Comparaison européenne : la France dans la moyenne basse

Après avoir plaidé, en première partie de sa leçon, pour une convergence des savoirs, le professeur François Héran poursuit son exposé en présentant une série de données incontestables, qui éclairent les enjeux de l’immigration au-delà des raccourcis. Il observe au passage qu’au long des séances du Collège de France… : « des auditeurs (…) venaient en fin de séance me dire gentiment mais fermement (…) mais enfin quel dommage que vos analyses sur l’immigration soient si peu connues vos publications scientifiques sont confidentielles pourquoi n’êtes-vous pas davantage présent dans les médias ». Gageons que les leçons données dans le cadre de la chaire « Migration et société » ont permis de corriger un peu le tir ! François Heran explique que l’idée, relayée par des politiques, d’une France submergée par l’immigration, ne correspond tout simplement pas à la réalité.

============

> **Objectifs**:
1 > Quels participes passés figurent dans le passage sur l'immigration ? Citez-les tous.
2 > Dans le passage sur l'immigration, recopiez l'extrait qui commence aux mots « Après avoir plaidé, en » et s'arrête après « à la réalité. », en substituant « chercheur » à « professeur ».
3 > Reprenez le passage sur l'immigration après sa dernière phrase et rédigez-en la suite.

> **Lignes de données**:
============

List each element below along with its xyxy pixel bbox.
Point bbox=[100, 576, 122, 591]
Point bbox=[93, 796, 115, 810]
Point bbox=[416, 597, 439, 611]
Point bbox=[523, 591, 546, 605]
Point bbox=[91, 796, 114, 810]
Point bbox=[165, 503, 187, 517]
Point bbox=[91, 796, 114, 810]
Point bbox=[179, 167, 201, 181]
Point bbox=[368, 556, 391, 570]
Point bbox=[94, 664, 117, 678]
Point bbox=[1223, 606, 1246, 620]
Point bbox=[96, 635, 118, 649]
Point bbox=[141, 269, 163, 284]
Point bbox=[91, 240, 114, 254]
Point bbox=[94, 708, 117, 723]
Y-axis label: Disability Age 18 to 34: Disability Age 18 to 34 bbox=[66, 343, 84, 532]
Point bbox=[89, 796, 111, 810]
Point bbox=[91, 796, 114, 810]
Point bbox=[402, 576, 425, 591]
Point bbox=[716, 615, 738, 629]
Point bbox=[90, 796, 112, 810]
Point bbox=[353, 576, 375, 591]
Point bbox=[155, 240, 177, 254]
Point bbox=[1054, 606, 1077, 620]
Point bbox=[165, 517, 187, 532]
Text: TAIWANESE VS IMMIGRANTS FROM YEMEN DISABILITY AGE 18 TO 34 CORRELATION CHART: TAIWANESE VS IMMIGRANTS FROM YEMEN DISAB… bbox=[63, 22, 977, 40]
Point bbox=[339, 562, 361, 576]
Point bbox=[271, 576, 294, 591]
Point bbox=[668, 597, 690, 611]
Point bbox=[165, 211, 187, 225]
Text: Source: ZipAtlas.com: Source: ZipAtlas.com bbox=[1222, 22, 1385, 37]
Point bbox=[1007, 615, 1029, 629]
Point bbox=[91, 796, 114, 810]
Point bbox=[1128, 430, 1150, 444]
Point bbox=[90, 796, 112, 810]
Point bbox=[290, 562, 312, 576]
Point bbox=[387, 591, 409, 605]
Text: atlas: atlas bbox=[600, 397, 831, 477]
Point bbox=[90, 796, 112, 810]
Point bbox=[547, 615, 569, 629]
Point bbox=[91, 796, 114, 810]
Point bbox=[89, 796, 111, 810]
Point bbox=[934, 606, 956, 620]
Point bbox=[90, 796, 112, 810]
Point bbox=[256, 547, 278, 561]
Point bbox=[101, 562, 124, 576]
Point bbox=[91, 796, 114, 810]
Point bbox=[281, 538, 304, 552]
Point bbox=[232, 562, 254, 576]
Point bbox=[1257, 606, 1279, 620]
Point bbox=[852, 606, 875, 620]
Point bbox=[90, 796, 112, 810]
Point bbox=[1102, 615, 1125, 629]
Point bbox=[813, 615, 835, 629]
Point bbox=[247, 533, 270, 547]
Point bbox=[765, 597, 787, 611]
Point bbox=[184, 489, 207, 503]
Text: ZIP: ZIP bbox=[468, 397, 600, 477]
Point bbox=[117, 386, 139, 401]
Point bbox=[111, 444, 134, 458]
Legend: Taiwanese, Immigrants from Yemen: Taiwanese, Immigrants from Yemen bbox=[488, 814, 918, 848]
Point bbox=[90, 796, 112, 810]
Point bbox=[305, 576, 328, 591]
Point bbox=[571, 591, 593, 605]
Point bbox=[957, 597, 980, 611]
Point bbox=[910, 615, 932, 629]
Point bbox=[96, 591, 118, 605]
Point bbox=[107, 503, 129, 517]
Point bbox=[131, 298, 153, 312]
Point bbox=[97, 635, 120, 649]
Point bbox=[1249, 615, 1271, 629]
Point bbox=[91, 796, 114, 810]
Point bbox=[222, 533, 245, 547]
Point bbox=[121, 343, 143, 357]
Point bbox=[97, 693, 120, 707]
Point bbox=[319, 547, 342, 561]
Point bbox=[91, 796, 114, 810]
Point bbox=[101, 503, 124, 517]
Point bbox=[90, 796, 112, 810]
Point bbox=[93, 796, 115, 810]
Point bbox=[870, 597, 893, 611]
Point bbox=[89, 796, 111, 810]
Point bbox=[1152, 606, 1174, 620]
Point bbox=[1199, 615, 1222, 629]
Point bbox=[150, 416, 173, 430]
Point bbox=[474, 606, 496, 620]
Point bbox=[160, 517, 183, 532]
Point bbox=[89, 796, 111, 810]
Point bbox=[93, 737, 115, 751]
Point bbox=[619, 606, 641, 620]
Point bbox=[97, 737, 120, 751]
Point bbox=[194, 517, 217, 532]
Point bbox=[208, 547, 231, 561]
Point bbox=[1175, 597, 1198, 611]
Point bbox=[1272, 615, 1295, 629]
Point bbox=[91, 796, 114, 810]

============

> **Réponses**:
1 > plaidé, connues, données, permis, relayée, submergée

2 >
Après avoir plaidé, en première partie de sa leçon, pour une convergence des savoirs, le chercheur François Héran poursuit son exposé en présentant une série de données incontestables, qui éclairent les enjeux de l’immigration au-delà des raccourcis. Il observe au passage qu’au long des séances du Collège de France… : « des auditeurs (…) venaient en fin de séance me dire gentiment mais fermement (…) mais enfin quel dommage que vos analyses sur l’immigration soient si peu connues vos publications scientifiques sont confidentielles pourquoi n’êtes-vous pas davantage présent dans les médias ». Gageons que les leçons données dans le cadre de la chaire « Migration et société » ont permis de corriger un peu le tir ! François Heran explique que l’idée, relayée par des politiques, d’une France submergée par l’immigration, ne correspond tout simplement pas à la réalité.

3 >
En 2023, les nouveaux titres de séjour (0,5 % de la population) placent la France au 25e rang de l’OCDE (cf. illustration). Les données de l’ONU montrent que 14 % de la population de France est immigrée en 2024, ce qui place le pays au 17e rang en Europe occidentale. Des pays comme le Qatar (77 % d’immigrés) ou le Luxembourg, entre autres, dépassent très largement la France. Depuis 2000, l’immigration est nettement moins importante en France que dans la moyenne européenne, en dépit des dénégations démagogiques entendues ici et là.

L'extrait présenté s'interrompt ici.